Instructions to follow:
Retype each entry below, keeping every character the same.

-- Start --

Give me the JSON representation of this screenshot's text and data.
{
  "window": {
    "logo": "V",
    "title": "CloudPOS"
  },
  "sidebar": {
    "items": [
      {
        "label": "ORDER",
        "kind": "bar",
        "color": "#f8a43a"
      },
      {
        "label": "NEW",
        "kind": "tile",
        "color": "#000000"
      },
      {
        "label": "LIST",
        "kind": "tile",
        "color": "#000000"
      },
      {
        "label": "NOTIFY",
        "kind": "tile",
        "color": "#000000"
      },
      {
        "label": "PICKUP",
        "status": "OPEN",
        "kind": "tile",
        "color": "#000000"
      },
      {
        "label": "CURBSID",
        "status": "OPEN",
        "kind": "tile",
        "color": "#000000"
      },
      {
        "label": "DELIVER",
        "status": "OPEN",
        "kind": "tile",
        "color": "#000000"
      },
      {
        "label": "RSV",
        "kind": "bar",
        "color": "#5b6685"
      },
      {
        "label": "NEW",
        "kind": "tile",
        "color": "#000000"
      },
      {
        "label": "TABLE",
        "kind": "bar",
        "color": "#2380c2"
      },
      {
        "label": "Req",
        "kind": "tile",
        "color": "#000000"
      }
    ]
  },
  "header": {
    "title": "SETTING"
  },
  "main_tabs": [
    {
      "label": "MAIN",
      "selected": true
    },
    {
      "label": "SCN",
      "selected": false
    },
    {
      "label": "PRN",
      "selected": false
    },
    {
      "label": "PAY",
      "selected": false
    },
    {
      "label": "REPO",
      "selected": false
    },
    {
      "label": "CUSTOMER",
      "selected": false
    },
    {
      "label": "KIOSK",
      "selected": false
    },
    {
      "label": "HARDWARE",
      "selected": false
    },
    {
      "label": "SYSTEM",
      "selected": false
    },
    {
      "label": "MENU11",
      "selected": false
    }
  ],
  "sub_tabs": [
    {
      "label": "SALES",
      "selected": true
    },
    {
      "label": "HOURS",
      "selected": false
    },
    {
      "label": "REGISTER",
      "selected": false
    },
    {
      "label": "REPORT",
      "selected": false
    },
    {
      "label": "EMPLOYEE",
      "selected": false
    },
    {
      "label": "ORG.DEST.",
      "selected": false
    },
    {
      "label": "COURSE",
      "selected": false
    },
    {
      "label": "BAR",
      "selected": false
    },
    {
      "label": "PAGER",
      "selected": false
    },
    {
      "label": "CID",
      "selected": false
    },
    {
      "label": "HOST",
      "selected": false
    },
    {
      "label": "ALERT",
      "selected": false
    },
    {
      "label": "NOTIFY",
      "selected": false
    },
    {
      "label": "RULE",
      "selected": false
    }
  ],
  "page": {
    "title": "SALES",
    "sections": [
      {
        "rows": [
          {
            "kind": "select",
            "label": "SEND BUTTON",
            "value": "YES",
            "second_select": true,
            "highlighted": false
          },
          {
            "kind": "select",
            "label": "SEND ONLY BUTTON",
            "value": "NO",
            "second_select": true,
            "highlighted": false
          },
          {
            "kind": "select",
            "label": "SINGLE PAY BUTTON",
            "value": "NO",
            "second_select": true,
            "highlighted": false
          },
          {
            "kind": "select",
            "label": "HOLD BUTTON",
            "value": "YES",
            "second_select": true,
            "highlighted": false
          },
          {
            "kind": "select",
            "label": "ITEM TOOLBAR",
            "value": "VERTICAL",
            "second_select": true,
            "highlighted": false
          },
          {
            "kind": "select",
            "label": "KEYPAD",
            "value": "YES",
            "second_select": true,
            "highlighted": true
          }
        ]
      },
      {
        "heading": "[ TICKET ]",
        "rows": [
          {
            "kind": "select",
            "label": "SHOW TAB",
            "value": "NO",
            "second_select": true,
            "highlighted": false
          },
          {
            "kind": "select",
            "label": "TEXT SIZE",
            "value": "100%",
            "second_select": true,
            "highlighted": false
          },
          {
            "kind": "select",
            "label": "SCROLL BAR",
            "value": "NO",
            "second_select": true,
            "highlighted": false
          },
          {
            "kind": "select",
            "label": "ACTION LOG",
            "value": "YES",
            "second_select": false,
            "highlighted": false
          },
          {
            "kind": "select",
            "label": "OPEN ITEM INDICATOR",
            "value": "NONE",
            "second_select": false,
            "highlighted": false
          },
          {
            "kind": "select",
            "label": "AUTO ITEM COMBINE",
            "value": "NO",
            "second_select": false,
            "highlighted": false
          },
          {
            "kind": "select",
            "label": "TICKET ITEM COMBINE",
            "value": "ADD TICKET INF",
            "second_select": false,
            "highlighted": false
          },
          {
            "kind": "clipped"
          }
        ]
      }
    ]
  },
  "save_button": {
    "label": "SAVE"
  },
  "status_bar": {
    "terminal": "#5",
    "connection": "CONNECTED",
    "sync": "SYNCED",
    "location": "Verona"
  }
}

-- End --

Full solution:
Give me the JSON representation of this screenshot's text and data.
{
  "window": {
    "logo": "V",
    "title": "CloudPOS"
  },
  "sidebar": {
    "items": [
      {
        "label": "ORDER",
        "kind": "bar",
        "color": "#f8a43a"
      },
      {
        "label": "NEW",
        "kind": "tile",
        "color": "#000000"
      },
      {
        "label": "LIST",
        "kind": "tile",
        "color": "#000000"
      },
      {
        "label": "NOTIFY",
        "kind": "tile",
        "color": "#000000"
      },
      {
        "label": "PICKUP",
        "status": "OPEN",
        "kind": "tile",
        "color": "#000000"
      },
      {
        "label": "CURBSID",
        "status": "OPEN",
        "kind": "tile",
        "color": "#000000"
      },
      {
        "label": "DELIVER",
        "status": "OPEN",
        "kind": "tile",
        "color": "#000000"
      },
      {
        "label": "RSV",
        "kind": "bar",
        "color": "#5b6685"
      },
      {
        "label": "NEW",
        "kind": "tile",
        "color": "#000000"
      },
      {
        "label": "TABLE",
        "kind": "bar",
        "color": "#2380c2"
      },
      {
        "label": "Req",
        "kind": "tile",
        "color": "#000000"
      }
    ]
  },
  "header": {
    "title": "SETTING"
  },
  "main_tabs": [
    {
      "label": "MAIN",
      "selected": true
    },
    {
      "label": "SCN",
      "selected": false
    },
    {
      "label": "PRN",
      "selected": false
    },
    {
      "label": "PAY",
      "selected": false
    },
    {
      "label": "REPO",
      "selected": false
    },
    {
      "label": "CUSTOMER",
      "selected": false
    },
    {
      "label": "KIOSK",
      "selected": false
    },
    {
      "label": "HARDWARE",
      "selected": false
    },
    {
      "label": "SYSTEM",
      "selected": false
    },
    {
      "label": "MENU11",
      "selected": false
    }
  ],
  "sub_tabs": [
    {
      "label": "SALES",
      "selected": true
    },
    {
      "label": "HOURS",
      "selected": false
    },
    {
      "label": "REGISTER",
      "selected": false
    },
    {
      "label": "REPORT",
      "selected": false
    },
    {
      "label": "EMPLOYEE",
      "selected": false
    },
    {
      "label": "ORG.DEST.",
      "selected": false
    },
    {
      "label": "COURSE",
      "selected": false
    },
    {
      "label": "BAR",
      "selected": false
    },
    {
      "label": "PAGER",
      "selected": false
    },
    {
      "label": "CID",
      "selected": false
    },
    {
      "label": "HOST",
      "selected": false
    },
    {
      "label": "ALERT",
      "selected": false
    },
    {
      "label": "NOTIFY",
      "selected": false
    },
    {
      "label": "RULE",
      "selected": false
    }
  ],
  "page": {
    "title": "SALES",
    "sections": [
      {
        "rows": [
          {
            "kind": "select",
            "label": "SEND BUTTON",
            "value": "YES",
            "second_select": true,
            "highlighted": false
          },
          {
            "kind": "select",
            "label": "SEND ONLY BUTTON",
            "value": "NO",
            "second_select": true,
            "highlighted": false
          },
          {
            "kind": "select",
            "label": "SINGLE PAY BUTTON",
            "value": "NO",
            "second_select": true,
            "highlighted": false
          },
          {
            "kind": "select",
            "label": "HOLD BUTTON",
            "value": "YES",
            "second_select": true,
            "highlighted": false
          },
          {
            "kind": "select",
            "label": "ITEM TOOLBAR",
            "value": "VERTICAL",
            "second_select": true,
            "highlighted": false
          },
          {
            "kind": "select",
            "label": "KEYPAD",
            "value": "YES",
            "second_select": true,
            "highlighted": true
          }
        ]
      },
      {
        "heading": "[ TICKET ]",
        "rows": [
          {
            "kind": "select",
            "label": "SHOW TAB",
            "value": "NO",
            "second_select": true,
            "highlighted": false
          },
          {
            "kind": "select",
            "label": "TEXT SIZE",
            "value": "100%",
            "second_select": true,
            "highlighted": false
          },
          {
            "kind": "select",
            "label": "SCROLL BAR",
            "value": "NO",
            "second_select": true,
            "highlighted": false
          },
          {
            "kind": "select",
            "label": "ACTION LOG",
            "value": "YES",
            "second_select": false,
            "highlighted": false
          },
          {
            "kind": "select",
            "label": "OPEN ITEM INDICATOR",
            "value": "NONE",
            "second_select": false,
            "highlighted": false
          },
          {
            "kind": "select",
            "label": "AUTO ITEM COMBINE",
            "value": "NO",
            "second_select": false,
            "highlighted": false
          },
          {
            "kind": "select",
            "label": "TICKET ITEM COMBINE",
            "value": "ADD TICKET INF",
            "second_select": false,
            "highlighted": false
          },
          {
            "kind": "clipped"
          }
        ]
      }
    ]
  },
  "save_button": {
    "label": "SAVE"
  },
  "status_bar": {
    "terminal": "#5",
    "connection": "CONNECTED",
    "sync": "SYNCED",
    "location": "Verona"
  }
}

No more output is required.